▶ _What needs to be done_
Copy every line that holds "Итоговая".

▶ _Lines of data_
╭──
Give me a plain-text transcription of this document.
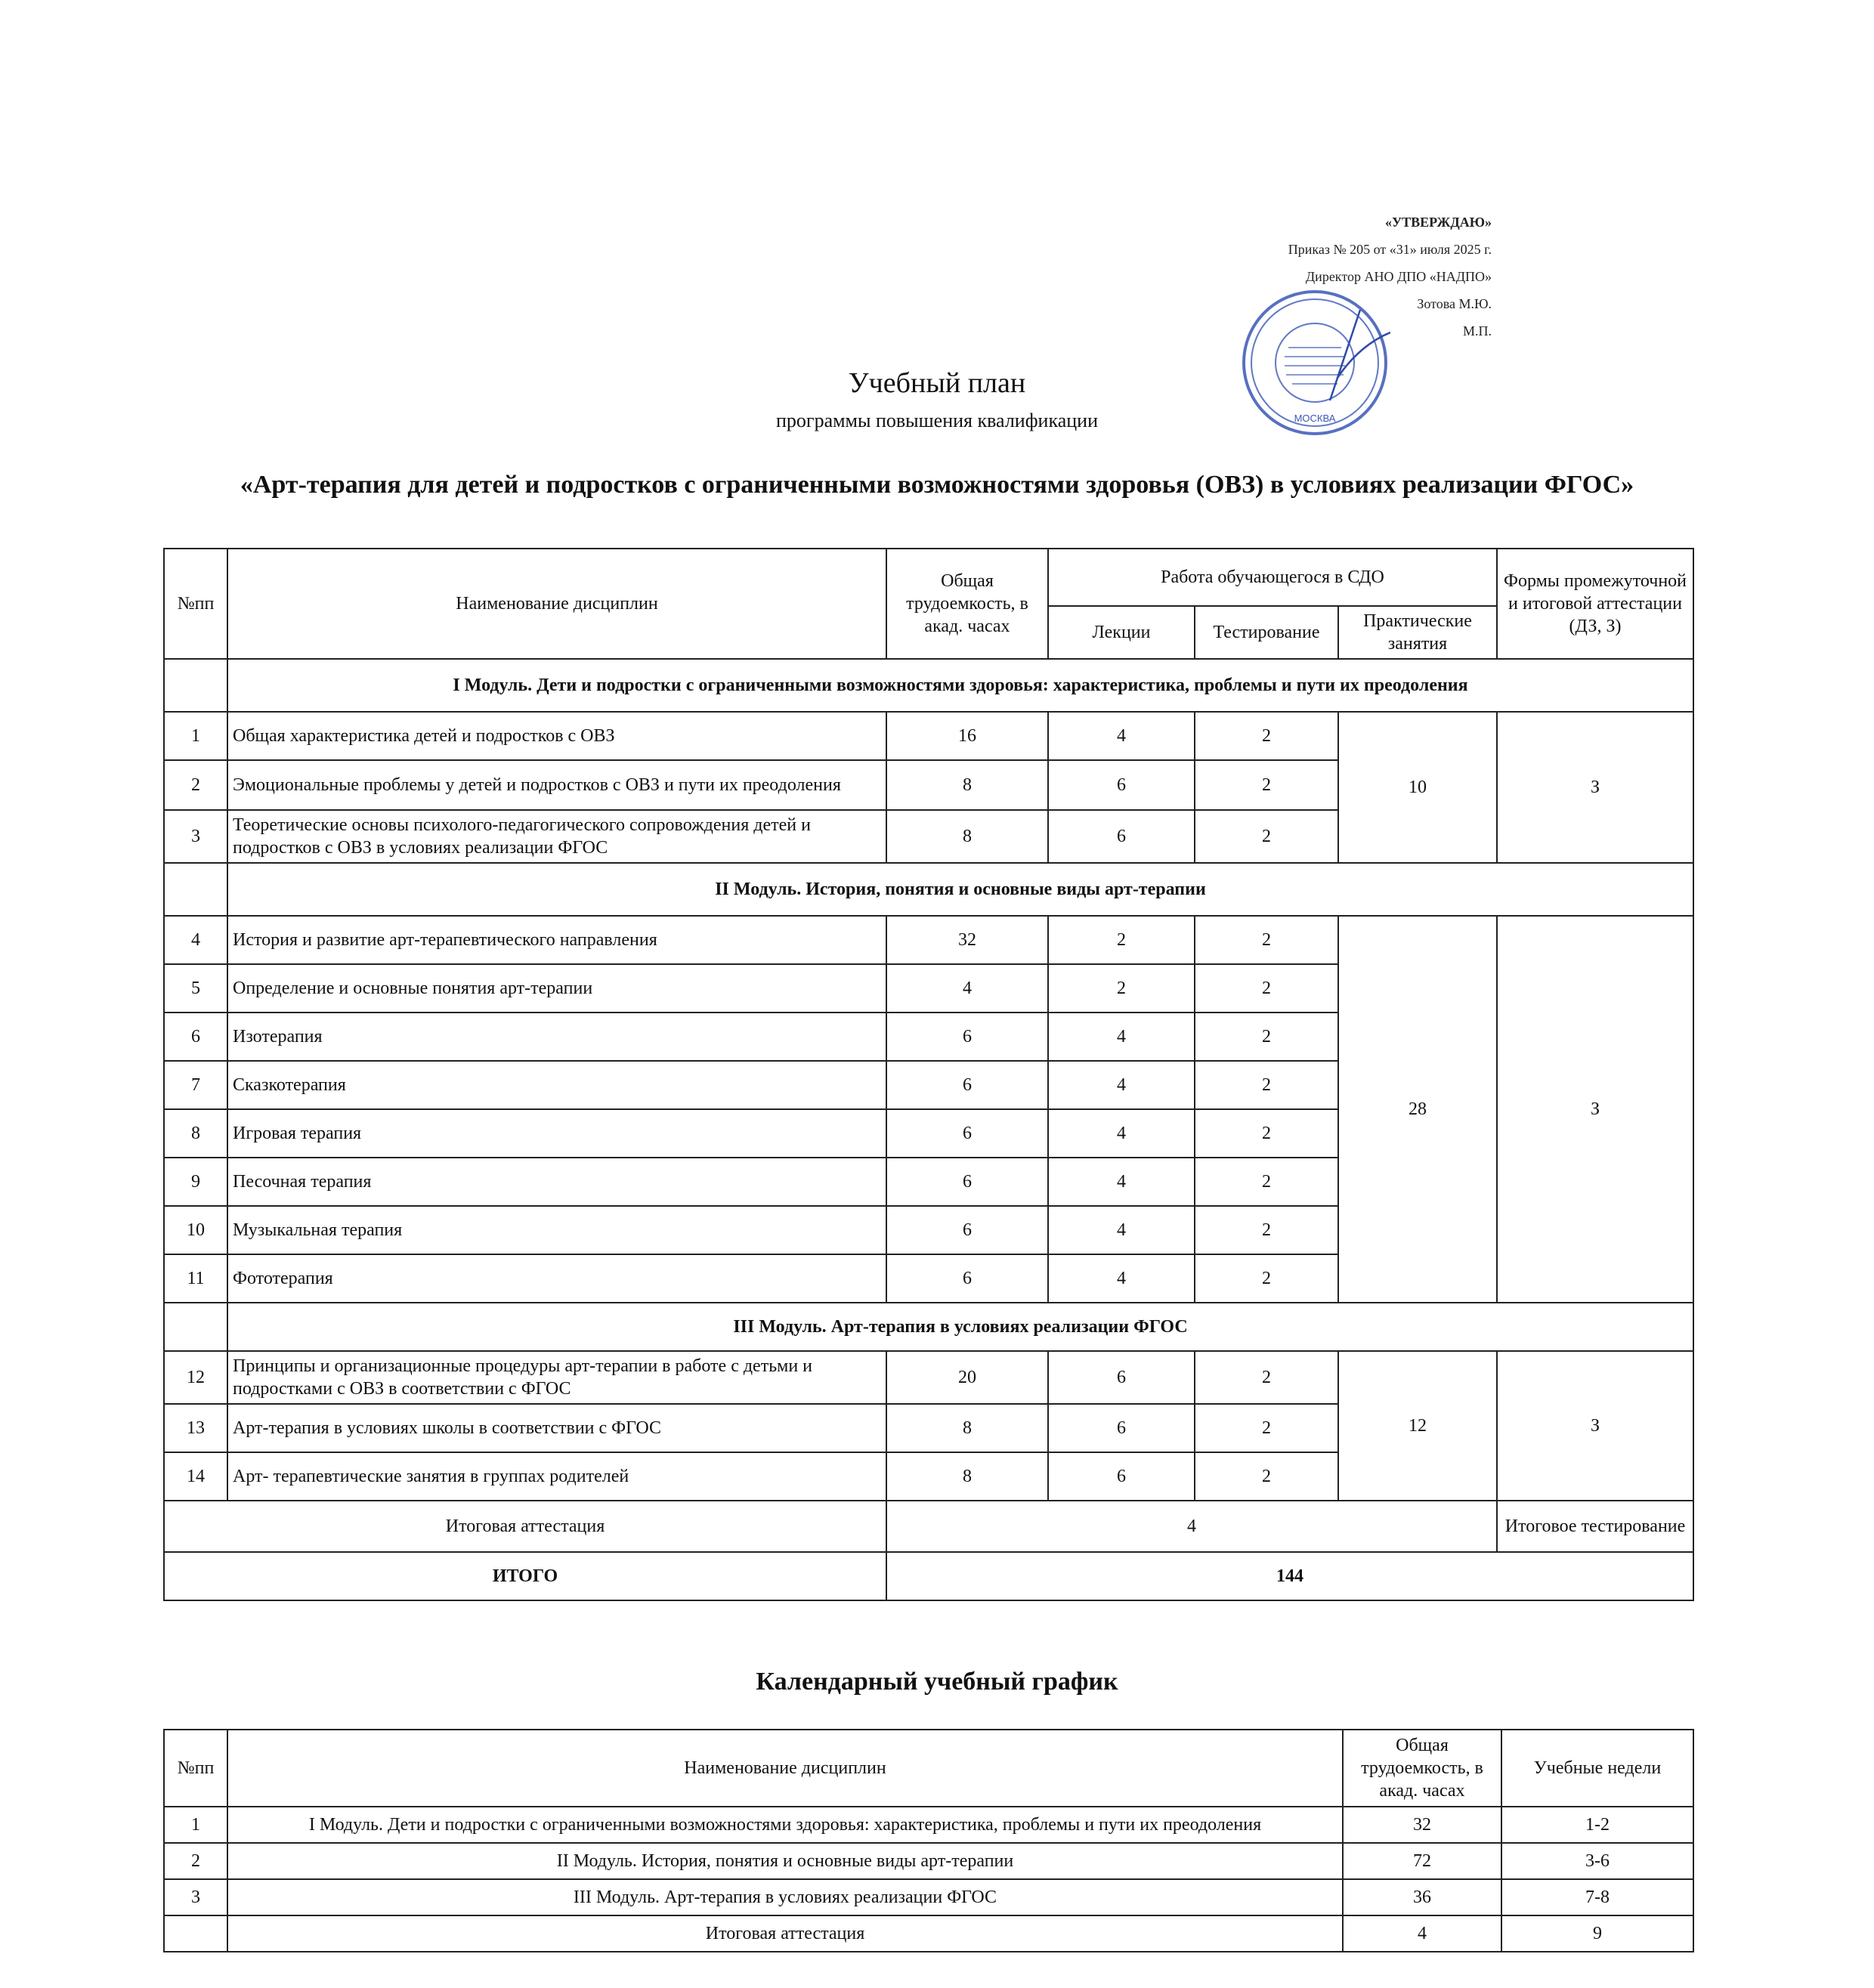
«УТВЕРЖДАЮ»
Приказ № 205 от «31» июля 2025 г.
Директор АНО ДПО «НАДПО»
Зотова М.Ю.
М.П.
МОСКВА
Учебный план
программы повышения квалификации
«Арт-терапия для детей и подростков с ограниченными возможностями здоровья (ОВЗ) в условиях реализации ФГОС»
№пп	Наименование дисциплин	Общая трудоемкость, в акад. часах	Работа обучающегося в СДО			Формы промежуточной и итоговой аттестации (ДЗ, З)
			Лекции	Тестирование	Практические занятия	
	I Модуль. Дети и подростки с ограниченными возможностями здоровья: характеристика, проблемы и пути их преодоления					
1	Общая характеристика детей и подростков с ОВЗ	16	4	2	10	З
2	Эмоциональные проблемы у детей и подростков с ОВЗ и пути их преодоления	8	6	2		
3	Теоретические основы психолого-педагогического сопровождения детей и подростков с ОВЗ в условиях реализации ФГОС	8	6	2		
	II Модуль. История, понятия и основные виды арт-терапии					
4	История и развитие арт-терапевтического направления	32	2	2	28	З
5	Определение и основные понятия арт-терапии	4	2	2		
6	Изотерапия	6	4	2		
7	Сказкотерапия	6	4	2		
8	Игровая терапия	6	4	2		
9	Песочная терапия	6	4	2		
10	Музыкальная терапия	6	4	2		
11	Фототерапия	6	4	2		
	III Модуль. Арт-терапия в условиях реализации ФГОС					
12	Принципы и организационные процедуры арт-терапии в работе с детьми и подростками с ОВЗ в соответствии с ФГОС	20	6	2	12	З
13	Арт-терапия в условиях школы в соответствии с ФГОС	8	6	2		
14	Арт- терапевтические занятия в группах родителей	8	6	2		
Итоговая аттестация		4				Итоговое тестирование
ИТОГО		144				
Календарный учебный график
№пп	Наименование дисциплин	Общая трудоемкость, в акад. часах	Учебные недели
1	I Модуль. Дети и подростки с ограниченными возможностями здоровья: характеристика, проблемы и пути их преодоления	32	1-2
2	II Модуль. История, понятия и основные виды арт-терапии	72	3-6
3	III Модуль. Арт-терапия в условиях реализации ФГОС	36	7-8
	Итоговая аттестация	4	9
╰──
▶ _Task response_
Итоговая аттестация		4				Итоговое тестирование
	Итоговая аттестация	4	9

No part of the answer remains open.